**WRITTEN TASK**
Reproduce the following rows verbatim, leaving out the pictures.

---- RECORD LIST

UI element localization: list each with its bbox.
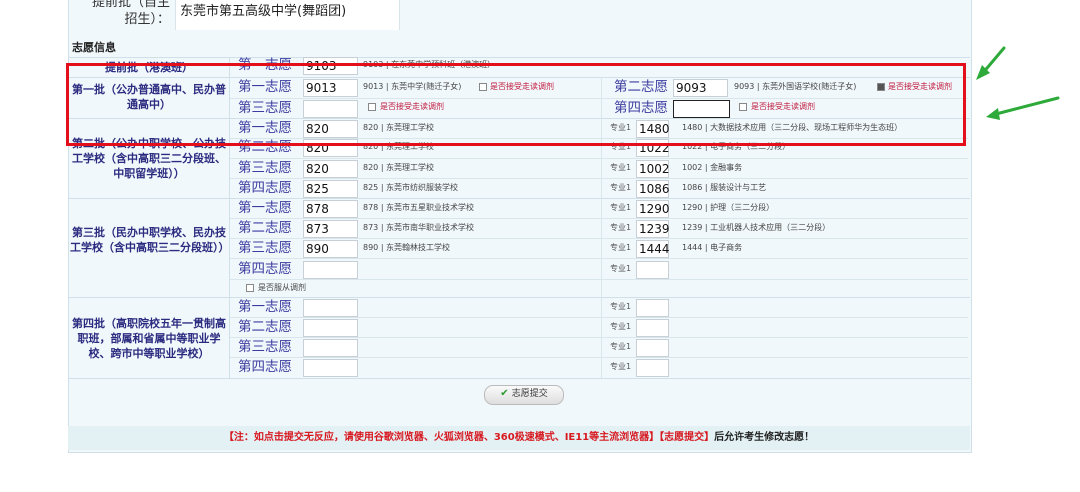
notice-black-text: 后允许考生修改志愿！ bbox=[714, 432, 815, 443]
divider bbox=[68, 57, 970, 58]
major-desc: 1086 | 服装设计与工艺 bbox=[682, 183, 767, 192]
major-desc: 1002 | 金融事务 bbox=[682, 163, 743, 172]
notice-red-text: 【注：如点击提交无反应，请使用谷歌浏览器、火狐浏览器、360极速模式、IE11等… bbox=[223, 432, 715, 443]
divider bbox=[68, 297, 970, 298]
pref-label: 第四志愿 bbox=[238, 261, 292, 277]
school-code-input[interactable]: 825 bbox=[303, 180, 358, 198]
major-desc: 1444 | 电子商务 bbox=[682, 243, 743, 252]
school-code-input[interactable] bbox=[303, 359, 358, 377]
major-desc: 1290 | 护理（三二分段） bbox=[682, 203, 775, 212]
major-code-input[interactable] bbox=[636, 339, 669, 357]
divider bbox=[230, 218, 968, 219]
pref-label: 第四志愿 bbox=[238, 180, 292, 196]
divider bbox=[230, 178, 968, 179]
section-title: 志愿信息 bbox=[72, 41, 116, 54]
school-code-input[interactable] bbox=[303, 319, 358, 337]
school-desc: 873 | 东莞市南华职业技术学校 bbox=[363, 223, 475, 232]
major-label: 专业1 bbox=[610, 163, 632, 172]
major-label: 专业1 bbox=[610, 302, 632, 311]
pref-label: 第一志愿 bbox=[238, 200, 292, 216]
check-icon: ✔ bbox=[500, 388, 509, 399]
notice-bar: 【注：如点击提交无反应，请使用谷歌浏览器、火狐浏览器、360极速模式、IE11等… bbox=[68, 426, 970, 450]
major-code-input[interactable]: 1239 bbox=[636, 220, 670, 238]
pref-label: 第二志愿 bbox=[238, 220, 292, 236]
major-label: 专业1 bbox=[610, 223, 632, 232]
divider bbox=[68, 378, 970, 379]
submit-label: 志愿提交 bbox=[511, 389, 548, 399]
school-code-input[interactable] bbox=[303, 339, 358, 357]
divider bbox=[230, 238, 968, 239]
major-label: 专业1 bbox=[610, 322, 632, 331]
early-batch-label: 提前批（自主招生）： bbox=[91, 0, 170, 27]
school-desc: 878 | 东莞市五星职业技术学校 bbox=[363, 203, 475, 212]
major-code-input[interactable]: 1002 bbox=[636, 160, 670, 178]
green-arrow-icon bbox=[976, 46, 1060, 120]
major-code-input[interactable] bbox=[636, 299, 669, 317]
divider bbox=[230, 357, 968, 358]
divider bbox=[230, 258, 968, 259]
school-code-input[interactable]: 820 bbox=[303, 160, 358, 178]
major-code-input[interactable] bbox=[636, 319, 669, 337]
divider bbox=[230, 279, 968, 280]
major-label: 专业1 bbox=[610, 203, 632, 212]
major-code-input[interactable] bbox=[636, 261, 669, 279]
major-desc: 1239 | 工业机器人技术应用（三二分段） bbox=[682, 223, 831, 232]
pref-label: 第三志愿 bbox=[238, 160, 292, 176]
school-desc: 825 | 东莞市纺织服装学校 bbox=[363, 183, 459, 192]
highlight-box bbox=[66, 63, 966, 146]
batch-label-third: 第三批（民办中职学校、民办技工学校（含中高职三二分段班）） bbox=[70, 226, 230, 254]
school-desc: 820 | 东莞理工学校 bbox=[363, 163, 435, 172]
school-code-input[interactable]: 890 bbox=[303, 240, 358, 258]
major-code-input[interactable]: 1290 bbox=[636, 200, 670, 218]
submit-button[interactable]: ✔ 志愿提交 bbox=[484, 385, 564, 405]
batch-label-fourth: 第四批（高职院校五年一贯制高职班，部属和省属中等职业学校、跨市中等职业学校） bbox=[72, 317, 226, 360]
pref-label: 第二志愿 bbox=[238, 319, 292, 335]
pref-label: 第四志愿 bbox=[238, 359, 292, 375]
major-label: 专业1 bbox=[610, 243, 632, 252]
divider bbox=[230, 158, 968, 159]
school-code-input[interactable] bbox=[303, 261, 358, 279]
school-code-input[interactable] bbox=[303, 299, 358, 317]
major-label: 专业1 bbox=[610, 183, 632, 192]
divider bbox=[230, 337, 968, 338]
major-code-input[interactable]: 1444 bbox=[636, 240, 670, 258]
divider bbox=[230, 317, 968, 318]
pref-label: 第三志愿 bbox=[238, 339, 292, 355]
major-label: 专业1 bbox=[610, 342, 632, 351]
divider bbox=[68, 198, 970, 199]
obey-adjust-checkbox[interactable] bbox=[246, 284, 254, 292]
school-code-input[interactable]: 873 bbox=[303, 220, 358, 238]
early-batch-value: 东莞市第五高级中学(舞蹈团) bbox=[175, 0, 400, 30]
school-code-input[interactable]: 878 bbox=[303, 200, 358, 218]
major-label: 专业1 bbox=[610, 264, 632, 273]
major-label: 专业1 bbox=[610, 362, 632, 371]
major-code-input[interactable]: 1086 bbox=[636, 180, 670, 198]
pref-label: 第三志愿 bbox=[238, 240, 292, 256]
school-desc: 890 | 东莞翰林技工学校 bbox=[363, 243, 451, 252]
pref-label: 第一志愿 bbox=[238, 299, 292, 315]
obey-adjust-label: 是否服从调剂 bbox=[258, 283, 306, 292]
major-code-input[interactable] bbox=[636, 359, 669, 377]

--------

**OUTPUT OF THE TASK**
UI element localization: list each with its bbox.
notice-black-text: 后允许考生修改志愿！ bbox=[714, 432, 815, 443]
divider bbox=[68, 57, 970, 58]
major-desc: 1086 | 服装设计与工艺 bbox=[682, 183, 767, 192]
major-desc: 1002 | 金融事务 bbox=[682, 163, 743, 172]
notice-red-text: 【注：如点击提交无反应，请使用谷歌浏览器、火狐浏览器、360极速模式、IE11等… bbox=[223, 432, 715, 443]
divider bbox=[68, 297, 970, 298]
pref-label: 第四志愿 bbox=[238, 261, 292, 277]
school-code-input[interactable]: 825 bbox=[303, 180, 358, 198]
major-desc: 1444 | 电子商务 bbox=[682, 243, 743, 252]
school-code-input[interactable] bbox=[303, 359, 358, 377]
major-desc: 1290 | 护理（三二分段） bbox=[682, 203, 775, 212]
major-code-input[interactable] bbox=[636, 339, 669, 357]
divider bbox=[230, 218, 968, 219]
pref-label: 第四志愿 bbox=[238, 180, 292, 196]
divider bbox=[230, 178, 968, 179]
section-title: 志愿信息 bbox=[72, 41, 116, 54]
school-code-input[interactable] bbox=[303, 319, 358, 337]
school-desc: 873 | 东莞市南华职业技术学校 bbox=[363, 223, 475, 232]
major-label: 专业1 bbox=[610, 163, 632, 172]
major-label: 专业1 bbox=[610, 302, 632, 311]
pref-label: 第一志愿 bbox=[238, 200, 292, 216]
check-icon: ✔ bbox=[500, 388, 509, 399]
notice-bar: 【注：如点击提交无反应，请使用谷歌浏览器、火狐浏览器、360极速模式、IE11等… bbox=[68, 426, 970, 450]
major-code-input[interactable]: 1239 bbox=[636, 220, 670, 238]
pref-label: 第二志愿 bbox=[238, 220, 292, 236]
major-label: 专业1 bbox=[610, 223, 632, 232]
divider bbox=[68, 378, 970, 379]
submit-label: 志愿提交 bbox=[511, 389, 548, 399]
school-code-input[interactable] bbox=[303, 339, 358, 357]
divider bbox=[230, 238, 968, 239]
major-label: 专业1 bbox=[610, 322, 632, 331]
early-batch-label: 提前批（自主招生）： bbox=[91, 0, 170, 27]
school-desc: 878 | 东莞市五星职业技术学校 bbox=[363, 203, 475, 212]
major-code-input[interactable]: 1002 bbox=[636, 160, 670, 178]
green-arrow-icon bbox=[976, 46, 1060, 120]
major-code-input[interactable] bbox=[636, 299, 669, 317]
divider bbox=[230, 357, 968, 358]
divider bbox=[230, 258, 968, 259]
school-code-input[interactable]: 820 bbox=[303, 160, 358, 178]
major-code-input[interactable] bbox=[636, 319, 669, 337]
divider bbox=[230, 279, 968, 280]
major-label: 专业1 bbox=[610, 203, 632, 212]
major-code-input[interactable] bbox=[636, 261, 669, 279]
major-desc: 1239 | 工业机器人技术应用（三二分段） bbox=[682, 223, 831, 232]
pref-label: 第三志愿 bbox=[238, 160, 292, 176]
school-desc: 825 | 东莞市纺织服装学校 bbox=[363, 183, 459, 192]
highlight-box bbox=[66, 63, 966, 146]
batch-label-third: 第三批（民办中职学校、民办技工学校（含中高职三二分段班）） bbox=[70, 226, 230, 254]
school-desc: 820 | 东莞理工学校 bbox=[363, 163, 435, 172]
school-code-input[interactable]: 890 bbox=[303, 240, 358, 258]
major-code-input[interactable]: 1290 bbox=[636, 200, 670, 218]
submit-button[interactable]: ✔ 志愿提交 bbox=[484, 385, 564, 405]
batch-label-fourth: 第四批（高职院校五年一贯制高职班，部属和省属中等职业学校、跨市中等职业学校） bbox=[72, 317, 226, 360]
pref-label: 第二志愿 bbox=[238, 319, 292, 335]
pref-label: 第四志愿 bbox=[238, 359, 292, 375]
major-label: 专业1 bbox=[610, 243, 632, 252]
divider bbox=[230, 158, 968, 159]
school-code-input[interactable] bbox=[303, 261, 358, 279]
school-code-input[interactable] bbox=[303, 299, 358, 317]
major-label: 专业1 bbox=[610, 183, 632, 192]
divider bbox=[230, 337, 968, 338]
major-code-input[interactable]: 1444 bbox=[636, 240, 670, 258]
divider bbox=[230, 317, 968, 318]
pref-label: 第三志愿 bbox=[238, 339, 292, 355]
major-label: 专业1 bbox=[610, 342, 632, 351]
divider bbox=[68, 198, 970, 199]
obey-adjust-checkbox[interactable] bbox=[246, 284, 254, 292]
school-code-input[interactable]: 873 bbox=[303, 220, 358, 238]
early-batch-value: 东莞市第五高级中学(舞蹈团) bbox=[175, 0, 400, 30]
school-code-input[interactable]: 878 bbox=[303, 200, 358, 218]
major-label: 专业1 bbox=[610, 264, 632, 273]
major-label: 专业1 bbox=[610, 362, 632, 371]
major-code-input[interactable]: 1086 bbox=[636, 180, 670, 198]
pref-label: 第三志愿 bbox=[238, 240, 292, 256]
school-desc: 890 | 东莞翰林技工学校 bbox=[363, 243, 451, 252]
pref-label: 第一志愿 bbox=[238, 299, 292, 315]
obey-adjust-label: 是否服从调剂 bbox=[258, 283, 306, 292]
major-code-input[interactable] bbox=[636, 359, 669, 377]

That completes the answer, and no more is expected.